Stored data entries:
◇ ◇ ◇

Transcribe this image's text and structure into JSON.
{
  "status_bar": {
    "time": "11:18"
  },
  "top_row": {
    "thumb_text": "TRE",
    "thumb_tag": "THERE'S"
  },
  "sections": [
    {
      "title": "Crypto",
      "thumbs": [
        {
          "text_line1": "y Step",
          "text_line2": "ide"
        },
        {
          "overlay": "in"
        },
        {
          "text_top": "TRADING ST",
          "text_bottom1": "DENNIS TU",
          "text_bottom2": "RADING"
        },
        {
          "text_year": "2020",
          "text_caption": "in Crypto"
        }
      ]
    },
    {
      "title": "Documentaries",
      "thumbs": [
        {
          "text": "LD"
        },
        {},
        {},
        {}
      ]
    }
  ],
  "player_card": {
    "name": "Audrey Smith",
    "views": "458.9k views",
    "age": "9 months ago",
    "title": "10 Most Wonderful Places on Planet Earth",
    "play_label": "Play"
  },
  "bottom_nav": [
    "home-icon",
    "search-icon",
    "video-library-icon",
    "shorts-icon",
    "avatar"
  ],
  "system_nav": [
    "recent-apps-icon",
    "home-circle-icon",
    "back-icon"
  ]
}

◇ ◇ ◇

● GIVEN PROBLEM
Word for word, write out all of the data above.

● FINAL RESULT
Transcribe this image's text and structure into JSON.
{
  "status_bar": {
    "time": "11:18"
  },
  "top_row": {
    "thumb_text": "TRE",
    "thumb_tag": "THERE'S"
  },
  "sections": [
    {
      "title": "Crypto",
      "thumbs": [
        {
          "text_line1": "y Step",
          "text_line2": "ide"
        },
        {
          "overlay": "in"
        },
        {
          "text_top": "TRADING ST",
          "text_bottom1": "DENNIS TU",
          "text_bottom2": "RADING"
        },
        {
          "text_year": "2020",
          "text_caption": "in Crypto"
        }
      ]
    },
    {
      "title": "Documentaries",
      "thumbs": [
        {
          "text": "LD"
        },
        {},
        {},
        {}
      ]
    }
  ],
  "player_card": {
    "name": "Audrey Smith",
    "views": "458.9k views",
    "age": "9 months ago",
    "title": "10 Most Wonderful Places on Planet Earth",
    "play_label": "Play"
  },
  "bottom_nav": [
    "home-icon",
    "search-icon",
    "video-library-icon",
    "shorts-icon",
    "avatar"
  ],
  "system_nav": [
    "recent-apps-icon",
    "home-circle-icon",
    "back-icon"
  ]
}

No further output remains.